⟨

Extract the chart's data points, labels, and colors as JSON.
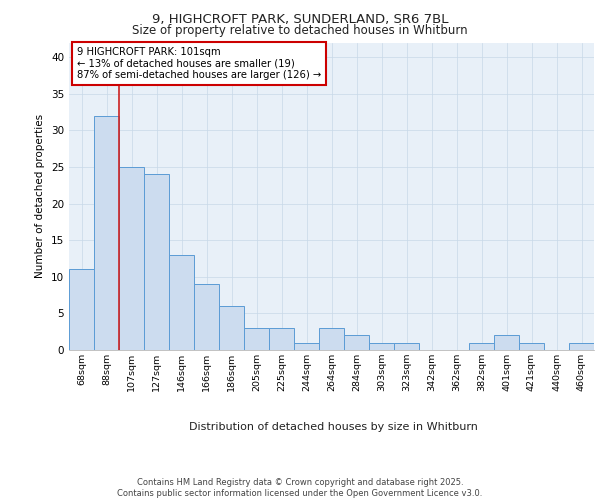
{
  "title_line1": "9, HIGHCROFT PARK, SUNDERLAND, SR6 7BL",
  "title_line2": "Size of property relative to detached houses in Whitburn",
  "xlabel": "Distribution of detached houses by size in Whitburn",
  "ylabel": "Number of detached properties",
  "bar_labels": [
    "68sqm",
    "88sqm",
    "107sqm",
    "127sqm",
    "146sqm",
    "166sqm",
    "186sqm",
    "205sqm",
    "225sqm",
    "244sqm",
    "264sqm",
    "284sqm",
    "303sqm",
    "323sqm",
    "342sqm",
    "362sqm",
    "382sqm",
    "401sqm",
    "421sqm",
    "440sqm",
    "460sqm"
  ],
  "bar_values": [
    11,
    32,
    25,
    24,
    13,
    9,
    6,
    3,
    3,
    1,
    3,
    2,
    1,
    1,
    0,
    0,
    1,
    2,
    1,
    0,
    1
  ],
  "bar_color": "#ccdcef",
  "bar_edge_color": "#5b9bd5",
  "grid_color": "#c8d8e8",
  "bg_color": "#e8f0f8",
  "red_line_x": 1.5,
  "annotation_text": "9 HIGHCROFT PARK: 101sqm\n← 13% of detached houses are smaller (19)\n87% of semi-detached houses are larger (126) →",
  "annotation_box_color": "#ffffff",
  "annotation_box_edge": "#cc0000",
  "footer_text": "Contains HM Land Registry data © Crown copyright and database right 2025.\nContains public sector information licensed under the Open Government Licence v3.0.",
  "ylim": [
    0,
    42
  ],
  "yticks": [
    0,
    5,
    10,
    15,
    20,
    25,
    30,
    35,
    40
  ]
}
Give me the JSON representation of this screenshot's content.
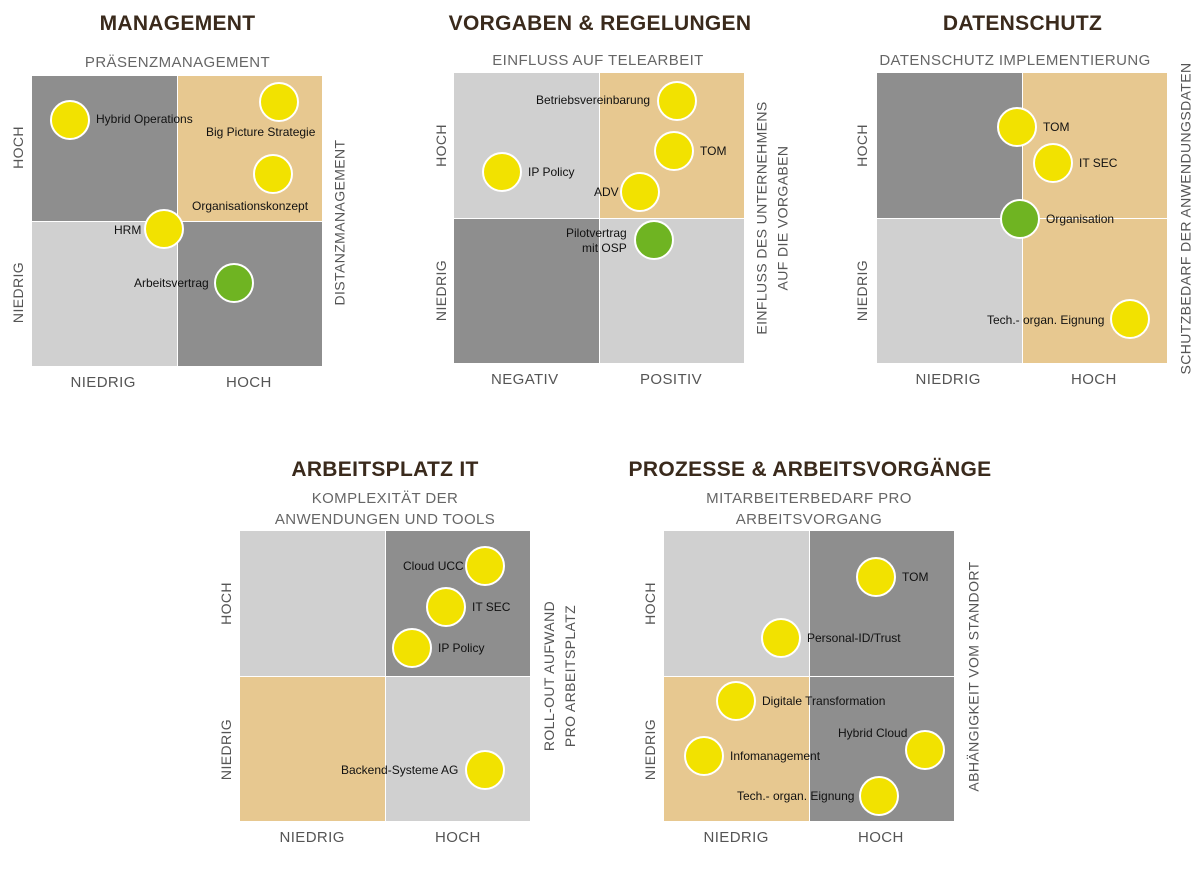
{
  "colors": {
    "dark": "#8e8e8e",
    "light": "#d0d0d0",
    "tan": "#e7c890",
    "yellow": "#f2e200",
    "green": "#6fb422",
    "title": "#3a2a1c"
  },
  "panels": [
    {
      "id": "management",
      "title": "MANAGEMENT",
      "top_label": "PRÄSENZMANAGEMENT",
      "left_high": "HOCH",
      "left_low": "NIEDRIG",
      "right_label": "DISTANZMANAGEMENT",
      "bottom_left": "NIEDRIG",
      "bottom_right": "HOCH",
      "quadrants": {
        "tl": "dark",
        "tr": "tan",
        "bl": "light",
        "br": "dark"
      },
      "items": [
        {
          "label": "Hybrid Operations",
          "color": "yellow"
        },
        {
          "label": "Big Picture Strategie",
          "color": "yellow"
        },
        {
          "label": "Organisationskonzept",
          "color": "yellow"
        },
        {
          "label": "HRM",
          "color": "yellow"
        },
        {
          "label": "Arbeitsvertrag",
          "color": "green"
        }
      ]
    },
    {
      "id": "vorgaben",
      "title": "VORGABEN & REGELUNGEN",
      "top_label": "EINFLUSS AUF TELEARBEIT",
      "left_high": "HOCH",
      "left_low": "NIEDRIG",
      "right_label": "EINFLUSS DES UNTERNEHMENS\nAUF DIE VORGABEN",
      "bottom_left": "NEGATIV",
      "bottom_right": "POSITIV",
      "quadrants": {
        "tl": "light",
        "tr": "tan",
        "bl": "dark",
        "br": "light"
      },
      "items": [
        {
          "label": "Betriebsvereinbarung",
          "color": "yellow"
        },
        {
          "label": "TOM",
          "color": "yellow"
        },
        {
          "label": "IP Policy",
          "color": "yellow"
        },
        {
          "label": "ADV",
          "color": "yellow"
        },
        {
          "label": "Pilotvertrag\nmit OSP",
          "color": "green"
        }
      ]
    },
    {
      "id": "datenschutz",
      "title": "DATENSCHUTZ",
      "top_label": "DATENSCHUTZ IMPLEMENTIERUNG",
      "left_high": "HOCH",
      "left_low": "NIEDRIG",
      "right_label": "SCHUTZBEDARF DER ANWENDUNGSDATEN",
      "bottom_left": "NIEDRIG",
      "bottom_right": "HOCH",
      "quadrants": {
        "tl": "dark",
        "tr": "tan",
        "bl": "light",
        "br": "tan"
      },
      "items": [
        {
          "label": "TOM",
          "color": "yellow"
        },
        {
          "label": "IT SEC",
          "color": "yellow"
        },
        {
          "label": "Organisation",
          "color": "green"
        },
        {
          "label": "Tech.- organ. Eignung",
          "color": "yellow"
        }
      ]
    },
    {
      "id": "arbeitsplatz",
      "title": "ARBEITSPLATZ IT",
      "top_label": "KOMPLEXITÄT DER\nANWENDUNGEN UND TOOLS",
      "left_high": "HOCH",
      "left_low": "NIEDRIG",
      "right_label": "ROLL-OUT AUFWAND\nPRO ARBEITSPLATZ",
      "bottom_left": "NIEDRIG",
      "bottom_right": "HOCH",
      "quadrants": {
        "tl": "light",
        "tr": "dark",
        "bl": "tan",
        "br": "light"
      },
      "items": [
        {
          "label": "Cloud UCC",
          "color": "yellow"
        },
        {
          "label": "IT SEC",
          "color": "yellow"
        },
        {
          "label": "IP Policy",
          "color": "yellow"
        },
        {
          "label": "Backend-Systeme AG",
          "color": "yellow"
        }
      ]
    },
    {
      "id": "prozesse",
      "title": "PROZESSE & ARBEITSVORGÄNGE",
      "top_label": "MITARBEITERBEDARF PRO\nARBEITSVORGANG",
      "left_high": "HOCH",
      "left_low": "NIEDRIG",
      "right_label": "ABHÄNGIGKEIT VOM STANDORT",
      "bottom_left": "NIEDRIG",
      "bottom_right": "HOCH",
      "quadrants": {
        "tl": "light",
        "tr": "dark",
        "bl": "tan",
        "br": "dark"
      },
      "items": [
        {
          "label": "TOM",
          "color": "yellow"
        },
        {
          "label": "Personal-ID/Trust",
          "color": "yellow"
        },
        {
          "label": "Digitale Transformation",
          "color": "yellow"
        },
        {
          "label": "Hybrid Cloud",
          "color": "yellow"
        },
        {
          "label": "Infomanagement",
          "color": "yellow"
        },
        {
          "label": "Tech.- organ. Eignung",
          "color": "yellow"
        }
      ]
    }
  ]
}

⟩

Every entry above is to be set down exactly; the pictures are to be left out.

Exercise solution
Extract the chart's data points, labels, and colors as JSON.
{
  "title_line1": "9, HIGHCROFT PARK, SUNDERLAND, SR6 7BL",
  "title_line2": "Size of property relative to detached houses in Whitburn",
  "xlabel": "Distribution of detached houses by size in Whitburn",
  "ylabel": "Number of detached properties",
  "bar_labels": [
    "68sqm",
    "88sqm",
    "107sqm",
    "127sqm",
    "146sqm",
    "166sqm",
    "186sqm",
    "205sqm",
    "225sqm",
    "244sqm",
    "264sqm",
    "284sqm",
    "303sqm",
    "323sqm",
    "342sqm",
    "362sqm",
    "382sqm",
    "401sqm",
    "421sqm",
    "440sqm",
    "460sqm"
  ],
  "bar_values": [
    11,
    32,
    25,
    24,
    13,
    9,
    6,
    3,
    3,
    1,
    3,
    2,
    1,
    1,
    0,
    0,
    1,
    2,
    1,
    0,
    1
  ],
  "bar_color": "#ccdcef",
  "bar_edge_color": "#5b9bd5",
  "grid_color": "#c8d8e8",
  "bg_color": "#e8f0f8",
  "red_line_x": 1.5,
  "annotation_text": "9 HIGHCROFT PARK: 101sqm\n← 13% of detached houses are smaller (19)\n87% of semi-detached houses are larger (126) →",
  "annotation_box_color": "#ffffff",
  "annotation_box_edge": "#cc0000",
  "footer_text": "Contains HM Land Registry data © Crown copyright and database right 2025.\nContains public sector information licensed under the Open Government Licence v3.0.",
  "ylim": [
    0,
    42
  ],
  "yticks": [
    0,
    5,
    10,
    15,
    20,
    25,
    30,
    35,
    40
  ]
}
Give me the JSON representation of this screenshot's content.
{
  "colors": {
    "dark": "#8e8e8e",
    "light": "#d0d0d0",
    "tan": "#e7c890",
    "yellow": "#f2e200",
    "green": "#6fb422",
    "title": "#3a2a1c"
  },
  "panels": [
    {
      "id": "management",
      "title": "MANAGEMENT",
      "top_label": "PRÄSENZMANAGEMENT",
      "left_high": "HOCH",
      "left_low": "NIEDRIG",
      "right_label": "DISTANZMANAGEMENT",
      "bottom_left": "NIEDRIG",
      "bottom_right": "HOCH",
      "quadrants": {
        "tl": "dark",
        "tr": "tan",
        "bl": "light",
        "br": "dark"
      },
      "items": [
        {
          "label": "Hybrid Operations",
          "color": "yellow"
        },
        {
          "label": "Big Picture Strategie",
          "color": "yellow"
        },
        {
          "label": "Organisationskonzept",
          "color": "yellow"
        },
        {
          "label": "HRM",
          "color": "yellow"
        },
        {
          "label": "Arbeitsvertrag",
          "color": "green"
        }
      ]
    },
    {
      "id": "vorgaben",
      "title": "VORGABEN & REGELUNGEN",
      "top_label": "EINFLUSS AUF TELEARBEIT",
      "left_high": "HOCH",
      "left_low": "NIEDRIG",
      "right_label": "EINFLUSS DES UNTERNEHMENS\nAUF DIE VORGABEN",
      "bottom_left": "NEGATIV",
      "bottom_right": "POSITIV",
      "quadrants": {
        "tl": "light",
        "tr": "tan",
        "bl": "dark",
        "br": "light"
      },
      "items": [
        {
          "label": "Betriebsvereinbarung",
          "color": "yellow"
        },
        {
          "label": "TOM",
          "color": "yellow"
        },
        {
          "label": "IP Policy",
          "color": "yellow"
        },
        {
          "label": "ADV",
          "color": "yellow"
        },
        {
          "label": "Pilotvertrag\nmit OSP",
          "color": "green"
        }
      ]
    },
    {
      "id": "datenschutz",
      "title": "DATENSCHUTZ",
      "top_label": "DATENSCHUTZ IMPLEMENTIERUNG",
      "left_high": "HOCH",
      "left_low": "NIEDRIG",
      "right_label": "SCHUTZBEDARF DER ANWENDUNGSDATEN",
      "bottom_left": "NIEDRIG",
      "bottom_right": "HOCH",
      "quadrants": {
        "tl": "dark",
        "tr": "tan",
        "bl": "light",
        "br": "tan"
      },
      "items": [
        {
          "label": "TOM",
          "color": "yellow"
        },
        {
          "label": "IT SEC",
          "color": "yellow"
        },
        {
          "label": "Organisation",
          "color": "green"
        },
        {
          "label": "Tech.- organ. Eignung",
          "color": "yellow"
        }
      ]
    },
    {
      "id": "arbeitsplatz",
      "title": "ARBEITSPLATZ IT",
      "top_label": "KOMPLEXITÄT DER\nANWENDUNGEN UND TOOLS",
      "left_high": "HOCH",
      "left_low": "NIEDRIG",
      "right_label": "ROLL-OUT AUFWAND\nPRO ARBEITSPLATZ",
      "bottom_left": "NIEDRIG",
      "bottom_right": "HOCH",
      "quadrants": {
        "tl": "light",
        "tr": "dark",
        "bl": "tan",
        "br": "light"
      },
      "items": [
        {
          "label": "Cloud UCC",
          "color": "yellow"
        },
        {
          "label": "IT SEC",
          "color": "yellow"
        },
        {
          "label": "IP Policy",
          "color": "yellow"
        },
        {
          "label": "Backend-Systeme AG",
          "color": "yellow"
        }
      ]
    },
    {
      "id": "prozesse",
      "title": "PROZESSE & ARBEITSVORGÄNGE",
      "top_label": "MITARBEITERBEDARF PRO\nARBEITSVORGANG",
      "left_high": "HOCH",
      "left_low": "NIEDRIG",
      "right_label": "ABHÄNGIGKEIT VOM STANDORT",
      "bottom_left": "NIEDRIG",
      "bottom_right": "HOCH",
      "quadrants": {
        "tl": "light",
        "tr": "dark",
        "bl": "tan",
        "br": "dark"
      },
      "items": [
        {
          "label": "TOM",
          "color": "yellow"
        },
        {
          "label": "Personal-ID/Trust",
          "color": "yellow"
        },
        {
          "label": "Digitale Transformation",
          "color": "yellow"
        },
        {
          "label": "Hybrid Cloud",
          "color": "yellow"
        },
        {
          "label": "Infomanagement",
          "color": "yellow"
        },
        {
          "label": "Tech.- organ. Eignung",
          "color": "yellow"
        }
      ]
    }
  ]
}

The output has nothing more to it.